**** RECORDS FOR THE TASK

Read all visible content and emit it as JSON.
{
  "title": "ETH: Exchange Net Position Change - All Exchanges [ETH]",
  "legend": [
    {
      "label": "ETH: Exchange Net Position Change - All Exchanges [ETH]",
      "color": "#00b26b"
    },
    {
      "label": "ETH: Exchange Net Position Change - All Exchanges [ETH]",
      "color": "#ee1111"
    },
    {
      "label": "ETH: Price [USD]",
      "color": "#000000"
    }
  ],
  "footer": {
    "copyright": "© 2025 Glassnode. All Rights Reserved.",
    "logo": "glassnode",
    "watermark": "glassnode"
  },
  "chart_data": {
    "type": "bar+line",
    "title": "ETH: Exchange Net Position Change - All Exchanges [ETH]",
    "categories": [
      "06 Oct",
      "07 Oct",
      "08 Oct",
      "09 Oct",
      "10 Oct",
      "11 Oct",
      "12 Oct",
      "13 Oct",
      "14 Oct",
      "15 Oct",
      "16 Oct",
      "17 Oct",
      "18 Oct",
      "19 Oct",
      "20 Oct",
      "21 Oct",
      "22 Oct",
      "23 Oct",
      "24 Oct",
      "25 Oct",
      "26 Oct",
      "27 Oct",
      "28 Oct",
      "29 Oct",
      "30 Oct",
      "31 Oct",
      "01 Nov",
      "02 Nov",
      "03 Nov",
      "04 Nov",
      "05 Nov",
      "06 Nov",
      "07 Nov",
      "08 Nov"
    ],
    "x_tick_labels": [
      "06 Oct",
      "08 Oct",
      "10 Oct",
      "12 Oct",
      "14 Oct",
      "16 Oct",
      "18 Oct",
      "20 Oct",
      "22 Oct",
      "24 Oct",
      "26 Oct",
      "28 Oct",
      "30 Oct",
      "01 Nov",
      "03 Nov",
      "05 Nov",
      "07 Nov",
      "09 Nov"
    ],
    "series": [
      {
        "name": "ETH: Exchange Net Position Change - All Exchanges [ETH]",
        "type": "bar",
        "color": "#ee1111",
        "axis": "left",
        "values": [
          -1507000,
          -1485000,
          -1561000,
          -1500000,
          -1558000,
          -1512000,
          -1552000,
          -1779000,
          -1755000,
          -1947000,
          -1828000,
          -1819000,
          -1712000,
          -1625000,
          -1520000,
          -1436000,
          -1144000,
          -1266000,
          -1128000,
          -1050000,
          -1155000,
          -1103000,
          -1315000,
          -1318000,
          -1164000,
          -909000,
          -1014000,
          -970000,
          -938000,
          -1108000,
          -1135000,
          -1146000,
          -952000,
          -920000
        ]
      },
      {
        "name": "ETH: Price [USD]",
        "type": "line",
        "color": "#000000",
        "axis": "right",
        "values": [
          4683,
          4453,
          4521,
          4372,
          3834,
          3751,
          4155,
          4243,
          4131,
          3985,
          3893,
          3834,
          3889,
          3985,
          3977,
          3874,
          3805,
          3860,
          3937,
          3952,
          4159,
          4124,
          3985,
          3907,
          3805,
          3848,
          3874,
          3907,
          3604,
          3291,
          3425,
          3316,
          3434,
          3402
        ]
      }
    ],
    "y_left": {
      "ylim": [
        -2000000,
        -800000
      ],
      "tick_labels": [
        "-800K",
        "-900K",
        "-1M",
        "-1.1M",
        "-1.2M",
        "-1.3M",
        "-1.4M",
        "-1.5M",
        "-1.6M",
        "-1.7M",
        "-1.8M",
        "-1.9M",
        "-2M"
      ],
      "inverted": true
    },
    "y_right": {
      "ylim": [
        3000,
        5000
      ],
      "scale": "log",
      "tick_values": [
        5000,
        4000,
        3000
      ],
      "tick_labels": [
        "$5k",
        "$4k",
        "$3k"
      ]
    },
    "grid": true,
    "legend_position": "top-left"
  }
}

********

# WHAT THE EXERCISE ASKS:
Which lines hold the word "title"? Copy every one of them.

# RESPONSE:
  "title": "ETH: Exchange Net Position Change - All Exchanges [ETH]",
    "title": "ETH: Exchange Net Position Change - All Exchanges [ETH]",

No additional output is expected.